What is needed >>
Reproduce the part of the records that opens with the line containing "toolbar-divider (448, 453, 1137, 454)" and closes with the line containing "355, 482, 372)", including both of those lines.

Data entries
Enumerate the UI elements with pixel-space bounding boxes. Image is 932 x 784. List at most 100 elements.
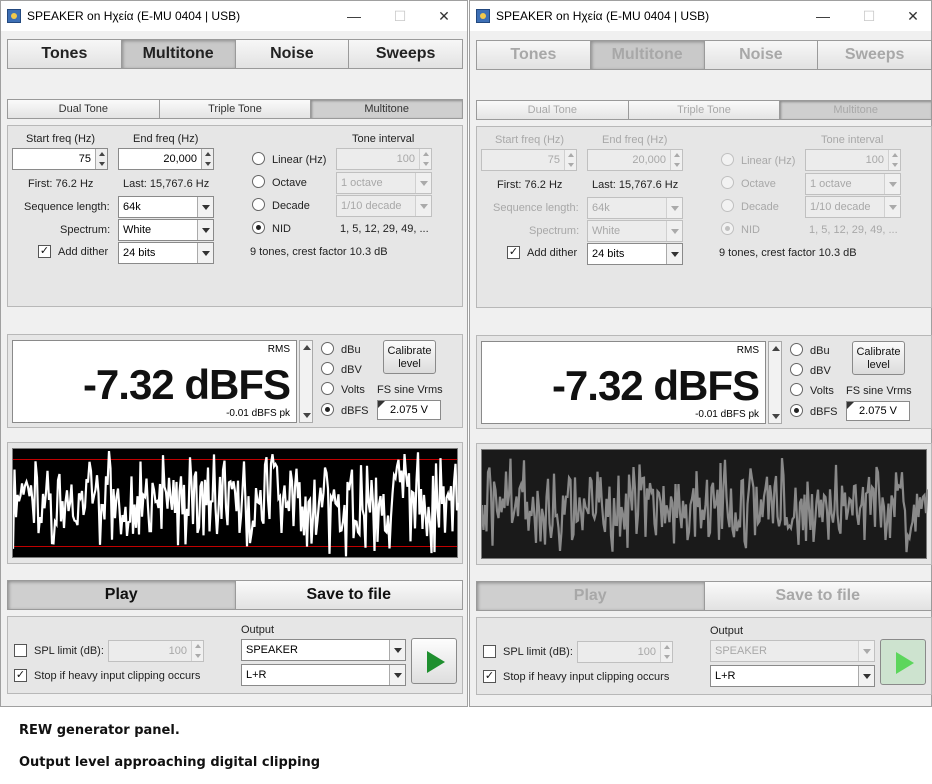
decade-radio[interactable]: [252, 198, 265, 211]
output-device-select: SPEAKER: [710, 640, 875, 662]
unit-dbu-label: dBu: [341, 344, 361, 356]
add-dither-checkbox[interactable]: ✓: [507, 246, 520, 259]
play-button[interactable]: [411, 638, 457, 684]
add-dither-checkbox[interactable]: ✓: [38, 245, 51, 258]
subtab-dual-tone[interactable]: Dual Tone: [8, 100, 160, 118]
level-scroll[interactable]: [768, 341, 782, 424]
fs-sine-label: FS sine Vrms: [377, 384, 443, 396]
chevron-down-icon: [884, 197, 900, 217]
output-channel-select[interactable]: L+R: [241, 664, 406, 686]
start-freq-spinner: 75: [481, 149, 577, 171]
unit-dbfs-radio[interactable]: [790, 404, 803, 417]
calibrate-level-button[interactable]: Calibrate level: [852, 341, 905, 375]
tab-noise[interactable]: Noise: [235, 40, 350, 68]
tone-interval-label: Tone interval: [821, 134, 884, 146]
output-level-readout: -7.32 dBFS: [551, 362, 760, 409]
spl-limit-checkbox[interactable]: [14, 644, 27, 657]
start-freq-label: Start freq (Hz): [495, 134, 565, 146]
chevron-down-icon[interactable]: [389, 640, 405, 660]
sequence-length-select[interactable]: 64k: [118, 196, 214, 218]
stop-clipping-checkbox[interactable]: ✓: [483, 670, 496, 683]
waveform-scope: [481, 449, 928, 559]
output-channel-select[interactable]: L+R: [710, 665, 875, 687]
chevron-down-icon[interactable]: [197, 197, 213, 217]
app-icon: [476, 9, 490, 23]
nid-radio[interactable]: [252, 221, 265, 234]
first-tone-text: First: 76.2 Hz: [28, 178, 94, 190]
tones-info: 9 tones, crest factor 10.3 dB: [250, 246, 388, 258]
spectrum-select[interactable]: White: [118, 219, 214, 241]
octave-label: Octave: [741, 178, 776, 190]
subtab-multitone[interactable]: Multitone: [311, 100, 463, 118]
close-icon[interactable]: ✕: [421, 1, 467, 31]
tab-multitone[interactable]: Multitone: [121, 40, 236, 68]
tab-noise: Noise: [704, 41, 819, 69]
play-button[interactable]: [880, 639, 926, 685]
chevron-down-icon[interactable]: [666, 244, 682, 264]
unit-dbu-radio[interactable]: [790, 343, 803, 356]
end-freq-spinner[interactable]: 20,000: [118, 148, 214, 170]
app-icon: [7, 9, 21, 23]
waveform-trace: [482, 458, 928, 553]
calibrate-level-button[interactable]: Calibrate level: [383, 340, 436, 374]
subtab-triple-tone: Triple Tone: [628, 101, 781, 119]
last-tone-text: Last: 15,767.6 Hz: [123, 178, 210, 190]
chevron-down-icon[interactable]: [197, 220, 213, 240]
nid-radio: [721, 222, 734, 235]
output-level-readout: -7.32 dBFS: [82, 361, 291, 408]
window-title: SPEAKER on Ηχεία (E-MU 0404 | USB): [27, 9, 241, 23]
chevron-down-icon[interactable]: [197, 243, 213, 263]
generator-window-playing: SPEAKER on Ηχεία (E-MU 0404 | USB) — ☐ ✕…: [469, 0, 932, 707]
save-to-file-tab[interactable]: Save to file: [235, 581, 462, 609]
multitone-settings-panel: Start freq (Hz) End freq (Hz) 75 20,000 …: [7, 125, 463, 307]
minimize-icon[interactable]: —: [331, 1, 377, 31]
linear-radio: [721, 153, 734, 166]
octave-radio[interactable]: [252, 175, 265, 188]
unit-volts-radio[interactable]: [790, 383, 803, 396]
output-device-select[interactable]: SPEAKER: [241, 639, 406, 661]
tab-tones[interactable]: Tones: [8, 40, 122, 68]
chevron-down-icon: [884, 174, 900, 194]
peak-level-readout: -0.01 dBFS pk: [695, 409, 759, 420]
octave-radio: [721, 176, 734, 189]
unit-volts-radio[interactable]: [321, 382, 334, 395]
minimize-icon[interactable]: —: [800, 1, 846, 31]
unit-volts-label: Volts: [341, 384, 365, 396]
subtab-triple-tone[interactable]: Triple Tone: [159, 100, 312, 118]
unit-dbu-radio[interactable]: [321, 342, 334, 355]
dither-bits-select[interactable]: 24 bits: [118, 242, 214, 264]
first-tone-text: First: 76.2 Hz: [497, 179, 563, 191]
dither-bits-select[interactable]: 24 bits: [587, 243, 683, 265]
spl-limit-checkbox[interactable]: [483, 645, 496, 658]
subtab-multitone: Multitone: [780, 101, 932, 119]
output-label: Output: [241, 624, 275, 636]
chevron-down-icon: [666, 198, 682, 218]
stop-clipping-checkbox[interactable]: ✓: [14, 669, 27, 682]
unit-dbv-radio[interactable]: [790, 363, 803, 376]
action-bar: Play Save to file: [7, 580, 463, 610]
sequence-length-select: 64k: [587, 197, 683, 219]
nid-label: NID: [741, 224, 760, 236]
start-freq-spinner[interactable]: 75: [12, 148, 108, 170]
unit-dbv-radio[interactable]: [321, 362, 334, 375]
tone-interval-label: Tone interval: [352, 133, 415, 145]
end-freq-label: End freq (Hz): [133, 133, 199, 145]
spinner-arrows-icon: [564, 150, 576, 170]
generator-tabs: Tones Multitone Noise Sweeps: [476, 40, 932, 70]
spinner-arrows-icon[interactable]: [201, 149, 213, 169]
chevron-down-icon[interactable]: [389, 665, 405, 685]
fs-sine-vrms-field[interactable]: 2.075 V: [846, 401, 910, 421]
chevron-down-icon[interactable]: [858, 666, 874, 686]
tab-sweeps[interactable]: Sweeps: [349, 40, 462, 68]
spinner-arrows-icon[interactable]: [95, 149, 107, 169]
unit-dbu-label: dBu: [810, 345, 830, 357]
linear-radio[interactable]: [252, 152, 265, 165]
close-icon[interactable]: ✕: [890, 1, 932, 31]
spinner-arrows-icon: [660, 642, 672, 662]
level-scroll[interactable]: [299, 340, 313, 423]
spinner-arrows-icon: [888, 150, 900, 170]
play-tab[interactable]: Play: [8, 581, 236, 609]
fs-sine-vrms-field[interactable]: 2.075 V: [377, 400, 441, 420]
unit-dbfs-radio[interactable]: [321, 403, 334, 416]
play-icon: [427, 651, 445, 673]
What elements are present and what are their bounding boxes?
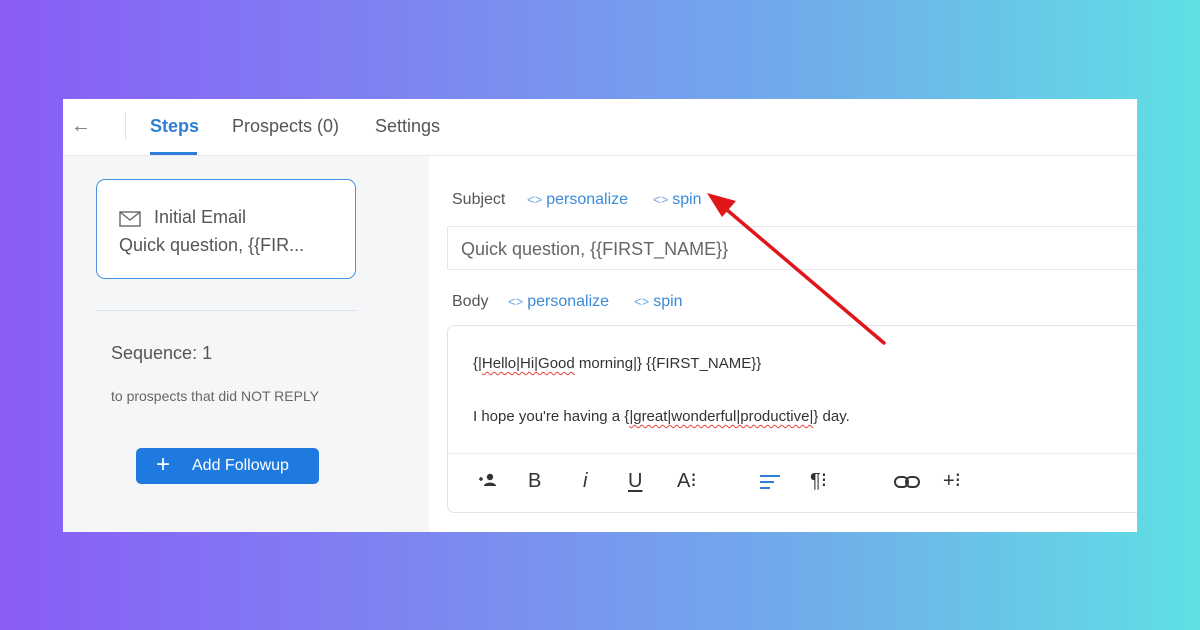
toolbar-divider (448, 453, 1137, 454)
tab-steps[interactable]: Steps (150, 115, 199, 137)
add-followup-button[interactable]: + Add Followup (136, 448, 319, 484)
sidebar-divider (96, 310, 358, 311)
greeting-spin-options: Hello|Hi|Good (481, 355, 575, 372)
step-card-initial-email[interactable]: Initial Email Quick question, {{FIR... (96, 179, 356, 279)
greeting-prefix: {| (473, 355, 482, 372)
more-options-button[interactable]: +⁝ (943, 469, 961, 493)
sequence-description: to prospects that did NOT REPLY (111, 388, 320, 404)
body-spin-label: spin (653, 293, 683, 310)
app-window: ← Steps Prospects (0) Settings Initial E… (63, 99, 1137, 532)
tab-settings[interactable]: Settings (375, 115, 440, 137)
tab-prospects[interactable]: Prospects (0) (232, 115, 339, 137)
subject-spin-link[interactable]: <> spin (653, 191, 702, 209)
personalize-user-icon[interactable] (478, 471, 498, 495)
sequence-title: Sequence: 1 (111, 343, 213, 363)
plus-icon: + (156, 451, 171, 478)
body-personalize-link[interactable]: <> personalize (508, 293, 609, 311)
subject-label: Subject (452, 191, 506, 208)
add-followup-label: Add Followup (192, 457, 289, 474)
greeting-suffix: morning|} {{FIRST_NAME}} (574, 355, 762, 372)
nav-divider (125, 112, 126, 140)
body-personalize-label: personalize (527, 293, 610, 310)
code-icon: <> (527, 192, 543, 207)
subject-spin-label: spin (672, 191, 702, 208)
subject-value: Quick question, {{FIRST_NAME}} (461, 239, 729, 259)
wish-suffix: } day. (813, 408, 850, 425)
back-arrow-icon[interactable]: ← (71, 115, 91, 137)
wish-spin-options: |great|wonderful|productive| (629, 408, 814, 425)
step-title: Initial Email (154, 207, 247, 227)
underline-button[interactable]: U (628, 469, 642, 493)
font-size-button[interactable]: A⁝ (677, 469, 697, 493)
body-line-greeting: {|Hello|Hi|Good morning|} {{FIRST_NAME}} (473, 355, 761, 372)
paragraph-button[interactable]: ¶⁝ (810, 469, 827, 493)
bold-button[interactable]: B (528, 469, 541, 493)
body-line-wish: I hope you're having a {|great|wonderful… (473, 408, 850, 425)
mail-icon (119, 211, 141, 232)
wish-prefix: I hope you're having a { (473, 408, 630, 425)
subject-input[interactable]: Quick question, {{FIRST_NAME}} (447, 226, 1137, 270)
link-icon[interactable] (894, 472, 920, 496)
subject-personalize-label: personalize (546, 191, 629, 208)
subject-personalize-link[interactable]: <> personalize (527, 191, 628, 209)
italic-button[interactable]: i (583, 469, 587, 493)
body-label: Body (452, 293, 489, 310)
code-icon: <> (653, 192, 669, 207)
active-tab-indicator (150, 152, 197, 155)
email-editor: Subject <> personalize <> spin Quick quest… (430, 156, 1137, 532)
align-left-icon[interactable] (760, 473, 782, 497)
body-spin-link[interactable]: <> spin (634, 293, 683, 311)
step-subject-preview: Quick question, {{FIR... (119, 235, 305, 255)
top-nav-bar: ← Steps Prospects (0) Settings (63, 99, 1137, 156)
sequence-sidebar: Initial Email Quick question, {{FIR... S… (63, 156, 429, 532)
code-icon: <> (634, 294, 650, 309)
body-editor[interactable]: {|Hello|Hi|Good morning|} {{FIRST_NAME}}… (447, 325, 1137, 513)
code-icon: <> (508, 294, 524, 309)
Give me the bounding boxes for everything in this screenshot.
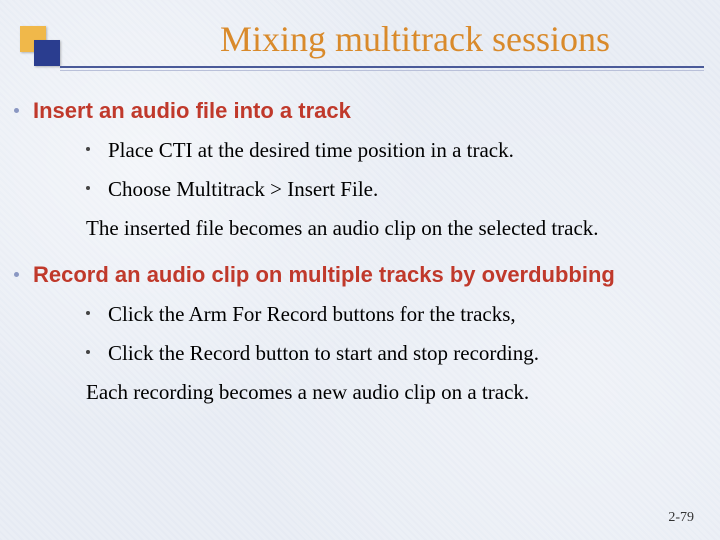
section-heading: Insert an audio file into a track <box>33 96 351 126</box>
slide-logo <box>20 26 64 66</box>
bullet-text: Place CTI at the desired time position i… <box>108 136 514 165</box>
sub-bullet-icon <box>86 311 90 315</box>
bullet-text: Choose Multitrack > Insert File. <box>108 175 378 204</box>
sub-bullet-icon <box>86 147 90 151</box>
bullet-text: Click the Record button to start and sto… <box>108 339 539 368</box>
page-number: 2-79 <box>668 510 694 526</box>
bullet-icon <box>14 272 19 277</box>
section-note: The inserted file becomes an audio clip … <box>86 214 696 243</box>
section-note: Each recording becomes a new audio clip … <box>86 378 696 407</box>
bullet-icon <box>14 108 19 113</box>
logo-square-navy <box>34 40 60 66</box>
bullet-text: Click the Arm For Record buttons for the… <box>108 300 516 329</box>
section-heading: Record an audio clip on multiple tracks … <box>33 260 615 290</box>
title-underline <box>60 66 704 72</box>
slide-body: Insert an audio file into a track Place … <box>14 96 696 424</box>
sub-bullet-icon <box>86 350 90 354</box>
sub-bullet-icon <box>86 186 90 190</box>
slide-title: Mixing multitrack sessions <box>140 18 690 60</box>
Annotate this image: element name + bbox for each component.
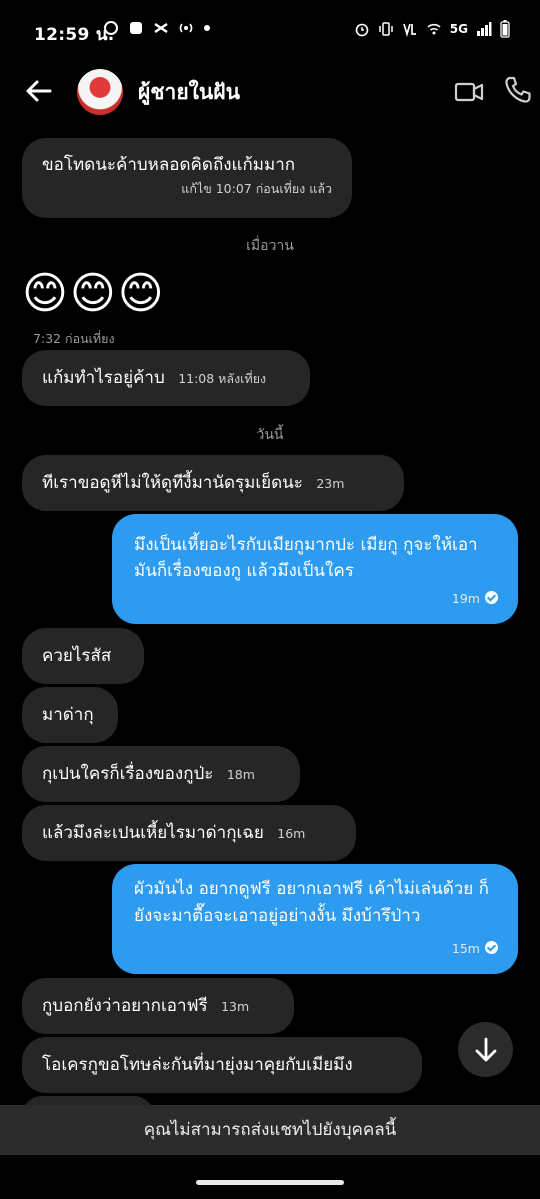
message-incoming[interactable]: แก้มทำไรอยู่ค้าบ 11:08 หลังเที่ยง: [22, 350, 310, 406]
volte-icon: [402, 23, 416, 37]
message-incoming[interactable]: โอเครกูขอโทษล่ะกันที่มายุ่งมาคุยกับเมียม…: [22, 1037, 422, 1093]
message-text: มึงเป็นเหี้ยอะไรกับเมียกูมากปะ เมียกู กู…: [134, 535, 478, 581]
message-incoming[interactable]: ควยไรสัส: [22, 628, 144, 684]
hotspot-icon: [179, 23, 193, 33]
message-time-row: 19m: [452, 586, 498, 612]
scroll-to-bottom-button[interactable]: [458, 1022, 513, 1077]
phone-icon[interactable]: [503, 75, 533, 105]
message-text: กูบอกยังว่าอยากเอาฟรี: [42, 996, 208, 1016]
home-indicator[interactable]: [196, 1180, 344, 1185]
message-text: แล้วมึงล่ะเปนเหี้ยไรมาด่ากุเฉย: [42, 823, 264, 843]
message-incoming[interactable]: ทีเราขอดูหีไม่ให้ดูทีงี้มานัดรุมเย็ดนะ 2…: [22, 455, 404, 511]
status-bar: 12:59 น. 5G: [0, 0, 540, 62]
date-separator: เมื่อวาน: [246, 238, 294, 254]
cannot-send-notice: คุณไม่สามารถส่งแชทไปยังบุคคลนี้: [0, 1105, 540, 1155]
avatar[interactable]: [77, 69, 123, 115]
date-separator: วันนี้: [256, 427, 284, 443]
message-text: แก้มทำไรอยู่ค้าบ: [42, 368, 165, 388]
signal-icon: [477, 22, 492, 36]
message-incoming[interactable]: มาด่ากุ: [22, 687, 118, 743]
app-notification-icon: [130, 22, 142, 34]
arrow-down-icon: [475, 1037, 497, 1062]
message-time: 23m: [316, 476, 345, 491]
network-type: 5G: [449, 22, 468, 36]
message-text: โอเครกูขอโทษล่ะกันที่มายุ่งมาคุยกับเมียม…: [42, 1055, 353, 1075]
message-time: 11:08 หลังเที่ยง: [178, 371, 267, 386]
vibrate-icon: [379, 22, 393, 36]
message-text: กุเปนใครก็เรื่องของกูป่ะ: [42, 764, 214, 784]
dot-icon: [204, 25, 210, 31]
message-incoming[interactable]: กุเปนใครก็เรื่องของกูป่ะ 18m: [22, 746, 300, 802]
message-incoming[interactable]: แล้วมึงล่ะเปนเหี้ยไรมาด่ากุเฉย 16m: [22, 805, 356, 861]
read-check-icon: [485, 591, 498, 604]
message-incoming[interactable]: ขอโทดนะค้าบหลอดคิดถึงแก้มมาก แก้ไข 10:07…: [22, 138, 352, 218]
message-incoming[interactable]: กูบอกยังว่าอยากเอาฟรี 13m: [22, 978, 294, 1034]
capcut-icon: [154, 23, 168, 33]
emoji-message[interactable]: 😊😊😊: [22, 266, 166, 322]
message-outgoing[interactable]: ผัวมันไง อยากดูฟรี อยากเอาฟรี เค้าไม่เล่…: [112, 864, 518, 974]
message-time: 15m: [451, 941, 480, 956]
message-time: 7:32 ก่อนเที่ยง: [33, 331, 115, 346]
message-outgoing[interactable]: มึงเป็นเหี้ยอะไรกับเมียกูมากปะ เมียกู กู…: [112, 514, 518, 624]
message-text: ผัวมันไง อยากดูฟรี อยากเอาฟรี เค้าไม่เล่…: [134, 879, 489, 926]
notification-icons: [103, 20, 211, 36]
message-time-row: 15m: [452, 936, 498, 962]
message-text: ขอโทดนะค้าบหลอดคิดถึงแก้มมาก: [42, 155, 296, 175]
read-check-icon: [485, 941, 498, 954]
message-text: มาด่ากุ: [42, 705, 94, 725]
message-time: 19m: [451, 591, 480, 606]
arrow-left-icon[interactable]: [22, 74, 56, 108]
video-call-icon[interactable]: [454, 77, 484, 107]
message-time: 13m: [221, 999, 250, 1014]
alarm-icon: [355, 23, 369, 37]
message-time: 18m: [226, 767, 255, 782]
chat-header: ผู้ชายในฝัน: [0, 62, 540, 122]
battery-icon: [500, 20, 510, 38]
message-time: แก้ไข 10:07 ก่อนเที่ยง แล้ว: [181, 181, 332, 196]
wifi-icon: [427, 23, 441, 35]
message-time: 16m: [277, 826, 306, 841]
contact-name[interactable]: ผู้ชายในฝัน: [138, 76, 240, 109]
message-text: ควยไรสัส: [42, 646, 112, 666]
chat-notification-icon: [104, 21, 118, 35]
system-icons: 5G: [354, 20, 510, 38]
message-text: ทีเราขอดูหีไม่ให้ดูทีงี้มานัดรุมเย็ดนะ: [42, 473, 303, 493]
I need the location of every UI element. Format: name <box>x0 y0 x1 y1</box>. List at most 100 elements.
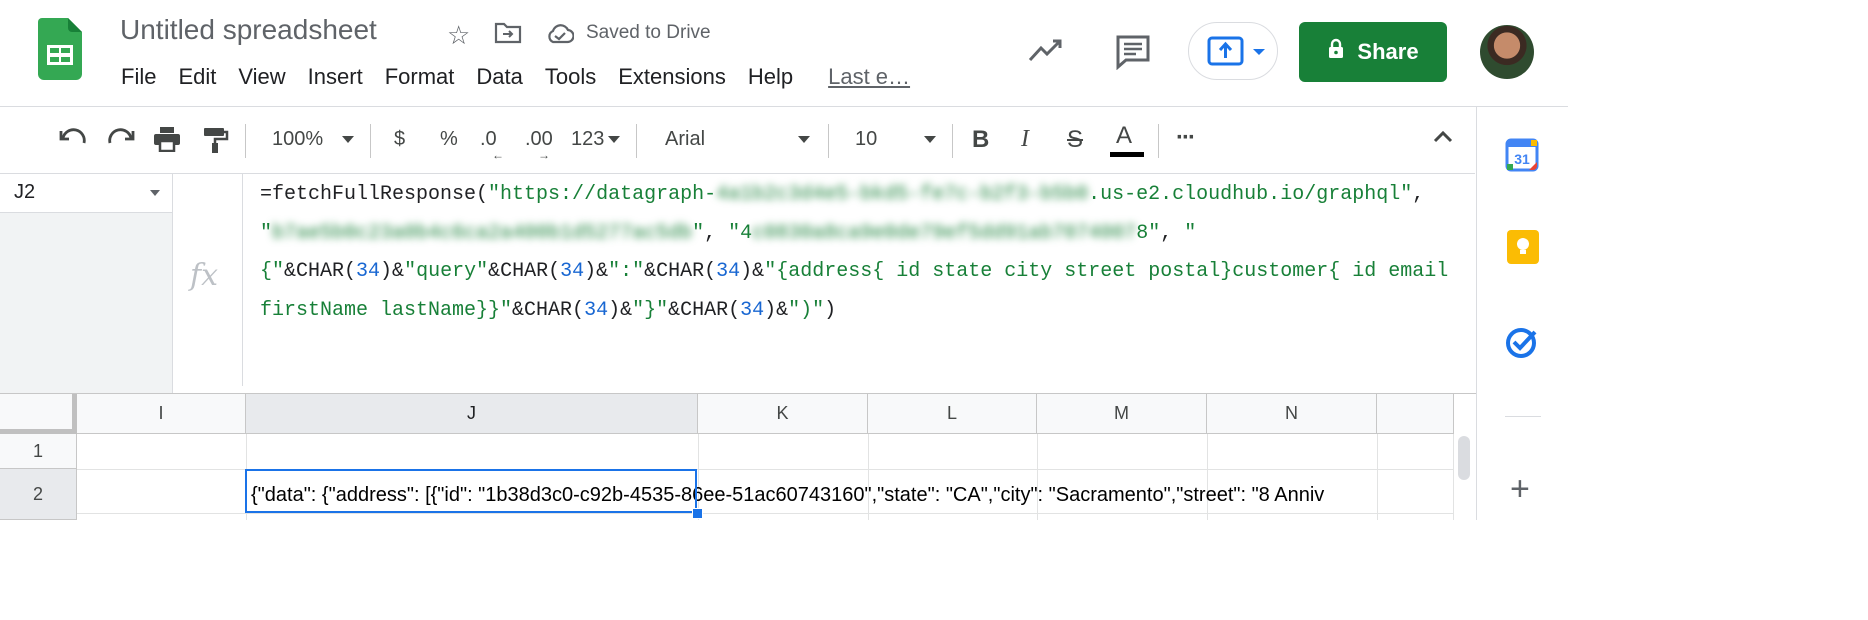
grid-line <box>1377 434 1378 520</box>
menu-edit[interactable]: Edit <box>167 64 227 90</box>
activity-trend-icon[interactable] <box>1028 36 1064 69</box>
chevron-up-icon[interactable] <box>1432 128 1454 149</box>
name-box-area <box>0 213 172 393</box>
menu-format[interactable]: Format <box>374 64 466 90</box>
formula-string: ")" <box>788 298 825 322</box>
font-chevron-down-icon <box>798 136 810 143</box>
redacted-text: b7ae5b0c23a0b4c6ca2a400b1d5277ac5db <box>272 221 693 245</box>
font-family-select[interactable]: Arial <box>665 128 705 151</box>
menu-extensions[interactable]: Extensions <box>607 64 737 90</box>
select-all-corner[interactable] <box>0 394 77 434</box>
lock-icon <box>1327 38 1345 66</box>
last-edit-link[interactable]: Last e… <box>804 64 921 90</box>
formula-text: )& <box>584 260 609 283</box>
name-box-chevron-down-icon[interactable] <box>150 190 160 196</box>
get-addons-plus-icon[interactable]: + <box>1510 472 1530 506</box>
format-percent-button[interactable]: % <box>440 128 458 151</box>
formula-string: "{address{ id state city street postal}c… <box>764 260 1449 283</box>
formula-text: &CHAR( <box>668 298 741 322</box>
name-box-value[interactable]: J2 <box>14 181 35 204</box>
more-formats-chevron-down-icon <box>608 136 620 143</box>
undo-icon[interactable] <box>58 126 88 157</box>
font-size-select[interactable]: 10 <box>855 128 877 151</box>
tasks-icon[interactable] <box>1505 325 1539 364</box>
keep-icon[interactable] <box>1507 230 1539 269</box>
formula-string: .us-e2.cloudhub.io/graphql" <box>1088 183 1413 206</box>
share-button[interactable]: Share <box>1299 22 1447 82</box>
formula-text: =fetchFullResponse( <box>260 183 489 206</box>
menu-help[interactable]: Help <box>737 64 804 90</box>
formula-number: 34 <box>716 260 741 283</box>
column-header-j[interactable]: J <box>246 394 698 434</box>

Solution >>
toolbar-divider (448, 453, 1137, 454)
tab-steps[interactable]: Steps (150, 115, 199, 137)
add-followup-button[interactable]: + Add Followup (136, 448, 319, 484)
sidebar-divider (96, 310, 358, 311)
greeting-spin-options: Hello|Hi|Good (481, 355, 575, 372)
step-card-initial-email[interactable]: Initial Email Quick question, {{FIR... (96, 179, 356, 279)
greeting-prefix: {| (473, 355, 482, 372)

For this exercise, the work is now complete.